__EXERCISE DATA__
-----

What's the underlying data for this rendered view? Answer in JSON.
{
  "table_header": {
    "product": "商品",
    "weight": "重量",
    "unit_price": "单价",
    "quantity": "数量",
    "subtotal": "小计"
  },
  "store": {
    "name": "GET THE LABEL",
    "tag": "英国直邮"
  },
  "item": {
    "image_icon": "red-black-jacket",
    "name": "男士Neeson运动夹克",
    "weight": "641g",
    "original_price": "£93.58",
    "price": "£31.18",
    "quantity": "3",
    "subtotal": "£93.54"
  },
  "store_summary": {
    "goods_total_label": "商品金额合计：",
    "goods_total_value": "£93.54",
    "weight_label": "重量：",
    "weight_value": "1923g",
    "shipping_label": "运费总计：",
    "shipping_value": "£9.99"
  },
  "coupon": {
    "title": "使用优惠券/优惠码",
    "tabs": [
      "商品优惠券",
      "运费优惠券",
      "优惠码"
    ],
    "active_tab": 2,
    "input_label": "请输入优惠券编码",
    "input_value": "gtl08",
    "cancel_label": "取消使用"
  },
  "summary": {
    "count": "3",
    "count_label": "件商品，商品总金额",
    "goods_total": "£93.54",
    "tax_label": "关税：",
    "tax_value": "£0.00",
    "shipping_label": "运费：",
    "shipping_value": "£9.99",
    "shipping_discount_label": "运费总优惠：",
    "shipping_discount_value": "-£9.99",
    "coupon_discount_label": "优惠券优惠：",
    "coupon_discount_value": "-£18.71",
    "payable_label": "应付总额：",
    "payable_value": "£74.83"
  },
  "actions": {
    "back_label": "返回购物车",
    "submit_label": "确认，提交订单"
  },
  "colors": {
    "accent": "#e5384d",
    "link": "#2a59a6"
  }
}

-----

__PROMPT__
Extract the full set of entries word for word.

__OUTPUT FOR THIS TASK__
What's the underlying data for this rendered view? Answer in JSON.
{
  "table_header": {
    "product": "商品",
    "weight": "重量",
    "unit_price": "单价",
    "quantity": "数量",
    "subtotal": "小计"
  },
  "store": {
    "name": "GET THE LABEL",
    "tag": "英国直邮"
  },
  "item": {
    "image_icon": "red-black-jacket",
    "name": "男士Neeson运动夹克",
    "weight": "641g",
    "original_price": "£93.58",
    "price": "£31.18",
    "quantity": "3",
    "subtotal": "£93.54"
  },
  "store_summary": {
    "goods_total_label": "商品金额合计：",
    "goods_total_value": "£93.54",
    "weight_label": "重量：",
    "weight_value": "1923g",
    "shipping_label": "运费总计：",
    "shipping_value": "£9.99"
  },
  "coupon": {
    "title": "使用优惠券/优惠码",
    "tabs": [
      "商品优惠券",
      "运费优惠券",
      "优惠码"
    ],
    "active_tab": 2,
    "input_label": "请输入优惠券编码",
    "input_value": "gtl08",
    "cancel_label": "取消使用"
  },
  "summary": {
    "count": "3",
    "count_label": "件商品，商品总金额",
    "goods_total": "£93.54",
    "tax_label": "关税：",
    "tax_value": "£0.00",
    "shipping_label": "运费：",
    "shipping_value": "£9.99",
    "shipping_discount_label": "运费总优惠：",
    "shipping_discount_value": "-£9.99",
    "coupon_discount_label": "优惠券优惠：",
    "coupon_discount_value": "-£18.71",
    "payable_label": "应付总额：",
    "payable_value": "£74.83"
  },
  "actions": {
    "back_label": "返回购物车",
    "submit_label": "确认，提交订单"
  },
  "colors": {
    "accent": "#e5384d",
    "link": "#2a59a6"
  }
}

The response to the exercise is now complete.